**Problem requirements**
Copy out each line of the data that holds the word "label".

........

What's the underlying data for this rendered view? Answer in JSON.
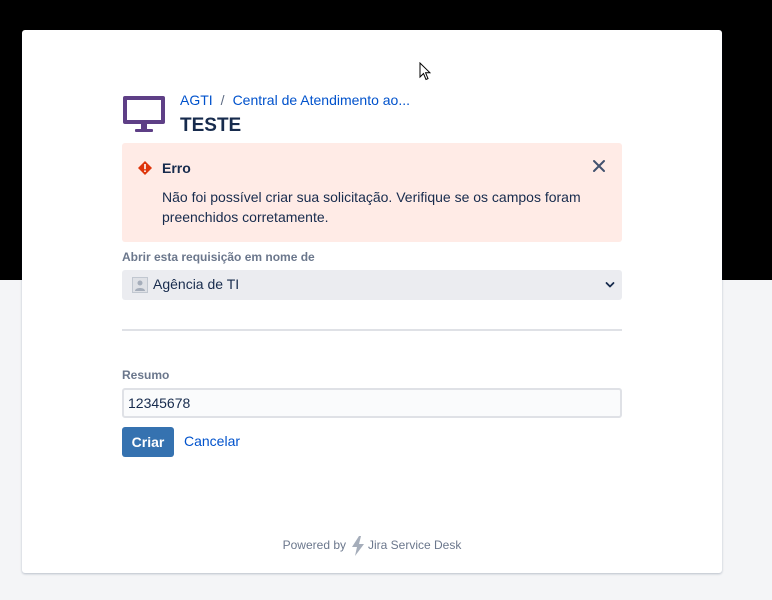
{
  "breadcrumb": {
    "root": "AGTI",
    "separator": "/",
    "portal": "Central de Atendimento ao..."
  },
  "page": {
    "title": "TESTE",
    "icon": "monitor-icon"
  },
  "error": {
    "title": "Erro",
    "message": "Não foi possível criar sua solicitação. Verifique se os campos foram preenchidos corretamente.",
    "icon": "error-icon",
    "close_icon": "close-icon"
  },
  "on_behalf": {
    "label": "Abrir esta requisição em nome de",
    "value": "Agência de TI"
  },
  "summary": {
    "label": "Resumo",
    "value": "12345678"
  },
  "actions": {
    "submit": "Criar",
    "cancel": "Cancelar"
  },
  "footer": {
    "prefix": "Powered by",
    "product": "Jira Service Desk"
  },
  "colors": {
    "primary_button": "#3572b0",
    "link": "#0052cc",
    "error_background": "#ffebe6",
    "error_icon": "#de350b",
    "portal_icon": "#5e3f86"
  }
}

........

**Response**
    "label": "Abrir esta requisição em nome de",
    "label": "Resumo",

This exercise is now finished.